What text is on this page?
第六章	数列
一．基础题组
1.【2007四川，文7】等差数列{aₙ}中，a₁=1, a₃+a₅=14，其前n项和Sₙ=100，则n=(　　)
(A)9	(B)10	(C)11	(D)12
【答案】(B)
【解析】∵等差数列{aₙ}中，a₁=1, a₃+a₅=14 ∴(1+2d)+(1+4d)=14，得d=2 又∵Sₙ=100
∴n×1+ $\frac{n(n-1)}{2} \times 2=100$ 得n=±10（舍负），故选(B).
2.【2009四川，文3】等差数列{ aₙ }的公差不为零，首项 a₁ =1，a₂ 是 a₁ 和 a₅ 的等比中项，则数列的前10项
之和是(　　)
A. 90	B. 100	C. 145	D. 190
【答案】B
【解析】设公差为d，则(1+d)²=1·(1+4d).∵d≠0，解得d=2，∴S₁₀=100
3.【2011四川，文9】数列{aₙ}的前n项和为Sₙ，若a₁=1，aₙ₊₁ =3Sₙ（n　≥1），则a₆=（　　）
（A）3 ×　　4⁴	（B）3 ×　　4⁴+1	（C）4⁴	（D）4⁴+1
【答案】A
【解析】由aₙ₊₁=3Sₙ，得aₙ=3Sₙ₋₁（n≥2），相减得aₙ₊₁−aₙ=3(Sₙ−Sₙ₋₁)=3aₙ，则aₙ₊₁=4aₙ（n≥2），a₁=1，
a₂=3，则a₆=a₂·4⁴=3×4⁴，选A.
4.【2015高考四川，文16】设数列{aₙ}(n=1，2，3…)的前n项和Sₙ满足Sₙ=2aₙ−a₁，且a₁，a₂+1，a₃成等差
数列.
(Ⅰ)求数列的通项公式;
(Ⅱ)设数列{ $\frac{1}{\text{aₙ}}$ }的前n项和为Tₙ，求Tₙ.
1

────────

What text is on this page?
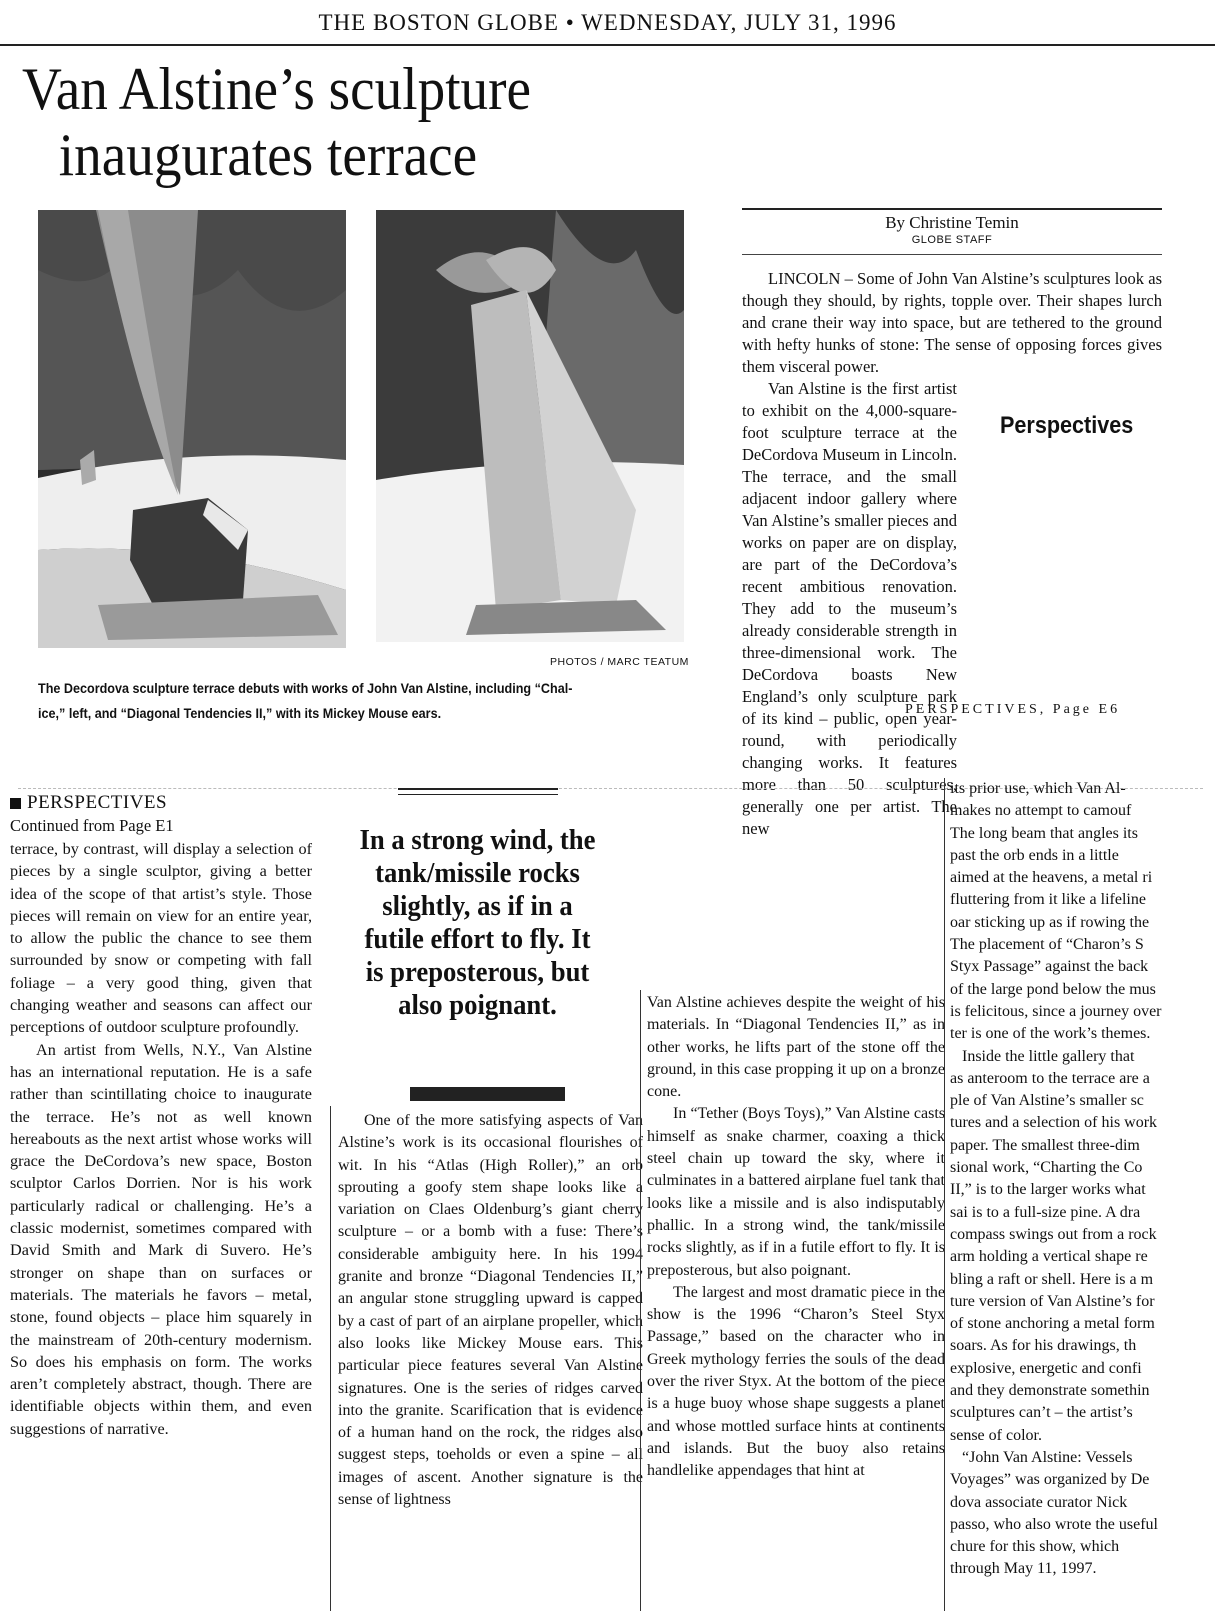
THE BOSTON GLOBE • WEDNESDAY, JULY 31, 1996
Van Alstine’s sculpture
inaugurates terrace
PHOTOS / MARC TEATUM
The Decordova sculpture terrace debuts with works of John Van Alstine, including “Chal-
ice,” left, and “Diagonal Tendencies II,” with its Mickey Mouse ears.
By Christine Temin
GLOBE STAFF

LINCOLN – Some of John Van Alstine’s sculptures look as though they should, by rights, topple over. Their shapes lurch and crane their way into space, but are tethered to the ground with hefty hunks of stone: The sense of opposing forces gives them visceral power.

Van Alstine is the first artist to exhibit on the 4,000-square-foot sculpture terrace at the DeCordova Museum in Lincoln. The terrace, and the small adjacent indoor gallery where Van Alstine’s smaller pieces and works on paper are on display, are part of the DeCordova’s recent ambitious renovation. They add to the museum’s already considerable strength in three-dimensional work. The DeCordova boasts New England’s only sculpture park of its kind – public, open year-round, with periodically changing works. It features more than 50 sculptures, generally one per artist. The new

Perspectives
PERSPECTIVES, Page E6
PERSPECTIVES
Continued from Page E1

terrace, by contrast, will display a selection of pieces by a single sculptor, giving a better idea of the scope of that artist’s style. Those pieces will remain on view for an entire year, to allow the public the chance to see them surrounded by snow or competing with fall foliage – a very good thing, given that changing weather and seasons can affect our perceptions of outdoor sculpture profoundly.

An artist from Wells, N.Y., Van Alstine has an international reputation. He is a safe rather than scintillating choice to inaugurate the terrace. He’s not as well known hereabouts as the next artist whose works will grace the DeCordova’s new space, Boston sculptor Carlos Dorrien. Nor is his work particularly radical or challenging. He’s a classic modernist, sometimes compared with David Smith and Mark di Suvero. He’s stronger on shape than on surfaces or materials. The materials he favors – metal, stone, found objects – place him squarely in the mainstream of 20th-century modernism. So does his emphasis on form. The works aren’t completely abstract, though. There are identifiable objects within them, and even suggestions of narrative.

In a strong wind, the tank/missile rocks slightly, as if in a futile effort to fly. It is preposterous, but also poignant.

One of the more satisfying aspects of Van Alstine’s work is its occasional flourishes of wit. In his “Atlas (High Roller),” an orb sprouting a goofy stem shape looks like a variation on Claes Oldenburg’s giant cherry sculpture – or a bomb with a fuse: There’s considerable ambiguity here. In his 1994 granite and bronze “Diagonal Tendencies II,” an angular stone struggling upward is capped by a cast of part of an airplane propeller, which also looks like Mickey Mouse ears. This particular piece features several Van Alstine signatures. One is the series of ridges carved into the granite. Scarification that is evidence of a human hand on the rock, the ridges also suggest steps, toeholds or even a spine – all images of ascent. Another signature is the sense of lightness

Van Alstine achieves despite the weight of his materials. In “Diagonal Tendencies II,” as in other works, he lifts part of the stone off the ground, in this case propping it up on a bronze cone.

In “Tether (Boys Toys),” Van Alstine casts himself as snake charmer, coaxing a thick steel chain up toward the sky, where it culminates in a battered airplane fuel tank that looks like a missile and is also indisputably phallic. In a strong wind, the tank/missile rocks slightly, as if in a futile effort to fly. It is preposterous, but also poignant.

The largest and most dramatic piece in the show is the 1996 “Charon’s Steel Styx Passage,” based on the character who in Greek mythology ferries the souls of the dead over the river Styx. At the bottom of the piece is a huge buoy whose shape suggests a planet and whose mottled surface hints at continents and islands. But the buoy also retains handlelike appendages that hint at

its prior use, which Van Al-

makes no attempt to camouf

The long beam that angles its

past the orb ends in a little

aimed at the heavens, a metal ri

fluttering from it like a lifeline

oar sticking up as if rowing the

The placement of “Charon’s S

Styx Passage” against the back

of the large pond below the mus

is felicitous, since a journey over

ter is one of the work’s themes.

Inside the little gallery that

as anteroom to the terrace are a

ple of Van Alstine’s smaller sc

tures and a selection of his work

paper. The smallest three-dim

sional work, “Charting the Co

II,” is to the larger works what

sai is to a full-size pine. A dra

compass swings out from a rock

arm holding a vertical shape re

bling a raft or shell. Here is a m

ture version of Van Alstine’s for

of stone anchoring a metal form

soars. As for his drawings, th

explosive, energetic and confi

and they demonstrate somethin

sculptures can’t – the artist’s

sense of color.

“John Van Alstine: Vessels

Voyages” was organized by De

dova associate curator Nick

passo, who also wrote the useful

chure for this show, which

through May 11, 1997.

────────

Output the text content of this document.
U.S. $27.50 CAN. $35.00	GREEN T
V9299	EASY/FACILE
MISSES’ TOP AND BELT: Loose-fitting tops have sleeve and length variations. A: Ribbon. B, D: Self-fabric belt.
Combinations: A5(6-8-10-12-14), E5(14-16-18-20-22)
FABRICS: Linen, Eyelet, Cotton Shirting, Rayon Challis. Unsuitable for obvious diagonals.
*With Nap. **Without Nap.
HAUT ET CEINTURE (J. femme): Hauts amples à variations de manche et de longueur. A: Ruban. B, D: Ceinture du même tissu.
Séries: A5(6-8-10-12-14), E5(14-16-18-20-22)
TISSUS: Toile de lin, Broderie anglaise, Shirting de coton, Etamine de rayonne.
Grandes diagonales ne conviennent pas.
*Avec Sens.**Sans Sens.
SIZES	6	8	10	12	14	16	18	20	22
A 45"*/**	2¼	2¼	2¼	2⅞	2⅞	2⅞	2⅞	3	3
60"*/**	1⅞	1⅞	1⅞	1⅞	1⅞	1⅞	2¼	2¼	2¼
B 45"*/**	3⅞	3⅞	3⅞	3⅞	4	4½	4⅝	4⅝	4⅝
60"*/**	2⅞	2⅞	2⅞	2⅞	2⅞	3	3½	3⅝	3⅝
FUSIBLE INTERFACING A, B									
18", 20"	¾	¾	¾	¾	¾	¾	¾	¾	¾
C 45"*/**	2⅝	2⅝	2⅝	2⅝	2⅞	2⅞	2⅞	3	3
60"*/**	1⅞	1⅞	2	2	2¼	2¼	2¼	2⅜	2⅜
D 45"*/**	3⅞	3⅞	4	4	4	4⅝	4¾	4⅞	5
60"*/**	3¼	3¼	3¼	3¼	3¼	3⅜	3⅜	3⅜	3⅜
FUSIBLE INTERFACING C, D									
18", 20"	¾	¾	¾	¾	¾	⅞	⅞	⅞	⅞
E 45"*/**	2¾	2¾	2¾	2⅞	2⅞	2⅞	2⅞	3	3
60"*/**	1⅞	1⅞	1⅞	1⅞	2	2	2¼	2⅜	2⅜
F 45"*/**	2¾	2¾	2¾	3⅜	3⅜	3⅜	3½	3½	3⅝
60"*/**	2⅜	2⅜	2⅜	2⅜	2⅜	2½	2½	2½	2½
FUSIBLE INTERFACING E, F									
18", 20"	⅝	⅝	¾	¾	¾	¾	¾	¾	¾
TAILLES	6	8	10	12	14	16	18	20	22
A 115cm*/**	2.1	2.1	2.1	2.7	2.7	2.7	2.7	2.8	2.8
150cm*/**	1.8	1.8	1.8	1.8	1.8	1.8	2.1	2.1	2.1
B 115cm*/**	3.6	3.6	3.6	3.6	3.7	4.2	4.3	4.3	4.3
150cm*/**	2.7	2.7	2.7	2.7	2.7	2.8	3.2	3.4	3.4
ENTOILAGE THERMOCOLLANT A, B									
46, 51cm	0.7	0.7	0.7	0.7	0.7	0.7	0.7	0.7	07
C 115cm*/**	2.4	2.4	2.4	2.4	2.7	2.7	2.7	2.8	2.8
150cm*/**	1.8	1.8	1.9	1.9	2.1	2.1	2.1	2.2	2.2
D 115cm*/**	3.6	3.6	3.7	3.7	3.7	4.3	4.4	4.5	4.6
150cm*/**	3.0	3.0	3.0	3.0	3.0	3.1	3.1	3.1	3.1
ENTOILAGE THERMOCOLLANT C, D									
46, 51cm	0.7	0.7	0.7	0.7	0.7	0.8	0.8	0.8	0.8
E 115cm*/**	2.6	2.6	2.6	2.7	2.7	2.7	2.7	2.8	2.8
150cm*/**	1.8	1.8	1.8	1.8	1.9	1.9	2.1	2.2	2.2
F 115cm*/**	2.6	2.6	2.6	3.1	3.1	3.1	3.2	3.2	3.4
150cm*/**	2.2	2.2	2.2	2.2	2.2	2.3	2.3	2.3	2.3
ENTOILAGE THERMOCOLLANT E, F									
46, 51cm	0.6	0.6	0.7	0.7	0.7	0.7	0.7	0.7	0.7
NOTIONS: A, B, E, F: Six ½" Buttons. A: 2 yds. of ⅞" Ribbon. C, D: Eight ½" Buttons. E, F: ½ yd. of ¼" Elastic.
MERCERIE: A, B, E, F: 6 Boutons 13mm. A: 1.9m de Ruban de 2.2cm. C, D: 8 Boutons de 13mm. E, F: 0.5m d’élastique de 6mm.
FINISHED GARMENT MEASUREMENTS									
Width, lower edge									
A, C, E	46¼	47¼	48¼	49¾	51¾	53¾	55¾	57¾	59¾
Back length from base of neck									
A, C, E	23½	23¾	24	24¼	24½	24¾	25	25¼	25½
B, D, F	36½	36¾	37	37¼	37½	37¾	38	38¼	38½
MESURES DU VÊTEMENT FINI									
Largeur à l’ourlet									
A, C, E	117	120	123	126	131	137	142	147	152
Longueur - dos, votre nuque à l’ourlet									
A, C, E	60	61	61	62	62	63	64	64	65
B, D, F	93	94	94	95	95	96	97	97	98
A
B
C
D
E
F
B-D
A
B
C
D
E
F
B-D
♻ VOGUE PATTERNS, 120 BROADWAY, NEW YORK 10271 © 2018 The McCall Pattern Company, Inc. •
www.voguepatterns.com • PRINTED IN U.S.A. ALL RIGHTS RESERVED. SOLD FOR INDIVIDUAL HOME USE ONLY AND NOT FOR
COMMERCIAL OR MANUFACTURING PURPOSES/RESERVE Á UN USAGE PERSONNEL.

────────

* THE TASK *
Tell how many lines in the material above include the word "Ruban", giving the number only.

* ANSWER FOR THIS EXERCISE *
2